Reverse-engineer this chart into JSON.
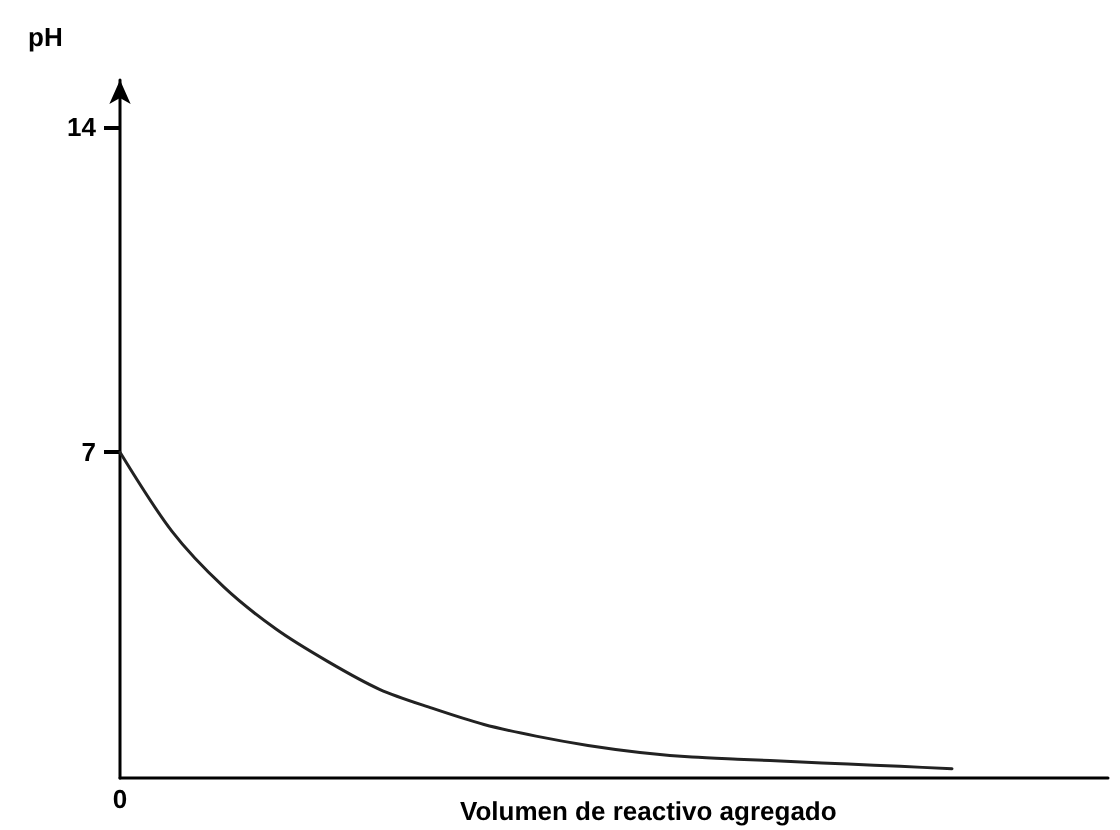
{
  "chart_data": {
    "type": "line",
    "xlabel": "Volumen de reactivo agregado",
    "ylabel": "pH",
    "categories": [
      "0",
      null,
      null,
      null,
      null,
      null,
      null,
      null,
      null,
      null,
      null,
      null,
      null,
      null,
      null,
      null,
      null,
      null,
      null,
      null
    ],
    "series": [
      {
        "color": "#222222",
        "values": [
          7.0,
          5.3,
          4.1,
          3.2,
          2.5,
          1.9,
          1.5,
          1.15,
          0.9,
          0.7,
          0.55,
          0.45,
          0.4,
          0.35,
          0.3,
          0.25,
          0.2,
          null,
          null,
          null
        ]
      }
    ],
    "ylim": [
      0,
      15
    ],
    "yticks": [
      7,
      14
    ],
    "grid": false,
    "marker": "none",
    "line_style": "solid"
  }
}
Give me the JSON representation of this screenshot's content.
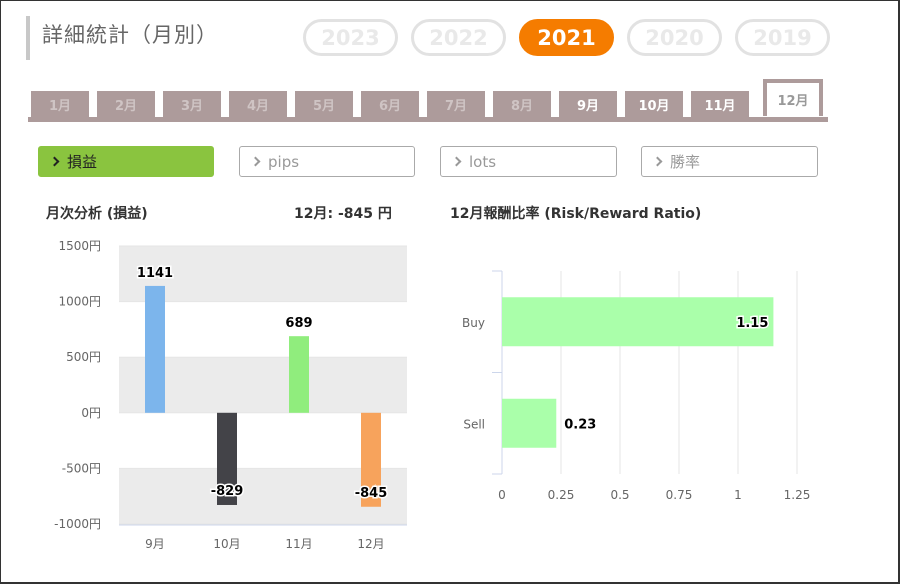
{
  "header": {
    "title": "詳細統計（月別）"
  },
  "years": [
    {
      "label": "2023",
      "active": false
    },
    {
      "label": "2022",
      "active": false
    },
    {
      "label": "2021",
      "active": true
    },
    {
      "label": "2020",
      "active": false
    },
    {
      "label": "2019",
      "active": false
    }
  ],
  "months": [
    {
      "label": "1月",
      "enabled": false
    },
    {
      "label": "2月",
      "enabled": false
    },
    {
      "label": "3月",
      "enabled": false
    },
    {
      "label": "4月",
      "enabled": false
    },
    {
      "label": "5月",
      "enabled": false
    },
    {
      "label": "6月",
      "enabled": false
    },
    {
      "label": "7月",
      "enabled": false
    },
    {
      "label": "8月",
      "enabled": false
    },
    {
      "label": "9月",
      "enabled": true
    },
    {
      "label": "10月",
      "enabled": true
    },
    {
      "label": "11月",
      "enabled": true
    },
    {
      "label": "12月",
      "enabled": true,
      "active": true
    }
  ],
  "filters": [
    {
      "label": "損益",
      "active": true
    },
    {
      "label": "pips",
      "active": false
    },
    {
      "label": "lots",
      "active": false
    },
    {
      "label": "勝率",
      "active": false
    }
  ],
  "monthly": {
    "title": "月次分析 (損益)",
    "summary": "12月:  -845 円"
  },
  "ratio": {
    "title": "12月報酬比率 (Risk/Reward Ratio)"
  },
  "chart_data": [
    {
      "type": "bar",
      "categories": [
        "9月",
        "10月",
        "11月",
        "12月"
      ],
      "values": [
        1141,
        -829,
        689,
        -845
      ],
      "value_labels": [
        "1141",
        "-829",
        "689",
        "-845"
      ],
      "colors": [
        "#7cb5ec",
        "#434348",
        "#90ed7d",
        "#f7a35c"
      ],
      "ylim": [
        -1000,
        1500
      ],
      "yticks": [
        1500,
        1000,
        500,
        0,
        -500,
        -1000
      ],
      "ytick_labels": [
        "1500円",
        "1000円",
        "500円",
        "0円",
        "-500円",
        "-1000円"
      ],
      "grid": "alternating bands"
    },
    {
      "type": "bar",
      "orientation": "horizontal",
      "categories": [
        "Buy",
        "Sell"
      ],
      "values": [
        1.15,
        0.23
      ],
      "value_labels": [
        "1.15",
        "0.23"
      ],
      "color": "#aaffaa",
      "xlim": [
        0,
        1.25
      ],
      "xticks": [
        0,
        0.25,
        0.5,
        0.75,
        1,
        1.25
      ],
      "xtick_labels": [
        "0",
        "0.25",
        "0.5",
        "0.75",
        "1",
        "1.25"
      ],
      "grid": true
    }
  ]
}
--
Transcribe all the records above word for word, without their images.

Reverse-engineer this chart into JSON.
{
  "chart_data": {
    "type": "line",
    "xlabel": "Volumen de reactivo agregado",
    "ylabel": "pH",
    "categories": [
      "0",
      null,
      null,
      null,
      null,
      null,
      null,
      null,
      null,
      null,
      null,
      null,
      null,
      null,
      null,
      null,
      null,
      null,
      null,
      null
    ],
    "series": [
      {
        "color": "#222222",
        "values": [
          7.0,
          5.3,
          4.1,
          3.2,
          2.5,
          1.9,
          1.5,
          1.15,
          0.9,
          0.7,
          0.55,
          0.45,
          0.4,
          0.35,
          0.3,
          0.25,
          0.2,
          null,
          null,
          null
        ]
      }
    ],
    "ylim": [
      0,
      15
    ],
    "yticks": [
      7,
      14
    ],
    "grid": false,
    "marker": "none",
    "line_style": "solid"
  }
}
Give me the JSON representation of this screenshot's content.
{
  "header": {
    "title": "詳細統計（月別）"
  },
  "years": [
    {
      "label": "2023",
      "active": false
    },
    {
      "label": "2022",
      "active": false
    },
    {
      "label": "2021",
      "active": true
    },
    {
      "label": "2020",
      "active": false
    },
    {
      "label": "2019",
      "active": false
    }
  ],
  "months": [
    {
      "label": "1月",
      "enabled": false
    },
    {
      "label": "2月",
      "enabled": false
    },
    {
      "label": "3月",
      "enabled": false
    },
    {
      "label": "4月",
      "enabled": false
    },
    {
      "label": "5月",
      "enabled": false
    },
    {
      "label": "6月",
      "enabled": false
    },
    {
      "label": "7月",
      "enabled": false
    },
    {
      "label": "8月",
      "enabled": false
    },
    {
      "label": "9月",
      "enabled": true
    },
    {
      "label": "10月",
      "enabled": true
    },
    {
      "label": "11月",
      "enabled": true
    },
    {
      "label": "12月",
      "enabled": true,
      "active": true
    }
  ],
  "filters": [
    {
      "label": "損益",
      "active": true
    },
    {
      "label": "pips",
      "active": false
    },
    {
      "label": "lots",
      "active": false
    },
    {
      "label": "勝率",
      "active": false
    }
  ],
  "monthly": {
    "title": "月次分析 (損益)",
    "summary": "12月:  -845 円"
  },
  "ratio": {
    "title": "12月報酬比率 (Risk/Reward Ratio)"
  },
  "chart_data": [
    {
      "type": "bar",
      "categories": [
        "9月",
        "10月",
        "11月",
        "12月"
      ],
      "values": [
        1141,
        -829,
        689,
        -845
      ],
      "value_labels": [
        "1141",
        "-829",
        "689",
        "-845"
      ],
      "colors": [
        "#7cb5ec",
        "#434348",
        "#90ed7d",
        "#f7a35c"
      ],
      "ylim": [
        -1000,
        1500
      ],
      "yticks": [
        1500,
        1000,
        500,
        0,
        -500,
        -1000
      ],
      "ytick_labels": [
        "1500円",
        "1000円",
        "500円",
        "0円",
        "-500円",
        "-1000円"
      ],
      "grid": "alternating bands"
    },
    {
      "type": "bar",
      "orientation": "horizontal",
      "categories": [
        "Buy",
        "Sell"
      ],
      "values": [
        1.15,
        0.23
      ],
      "value_labels": [
        "1.15",
        "0.23"
      ],
      "color": "#aaffaa",
      "xlim": [
        0,
        1.25
      ],
      "xticks": [
        0,
        0.25,
        0.5,
        0.75,
        1,
        1.25
      ],
      "xtick_labels": [
        "0",
        "0.25",
        "0.5",
        "0.75",
        "1",
        "1.25"
      ],
      "grid": true
    }
  ]
}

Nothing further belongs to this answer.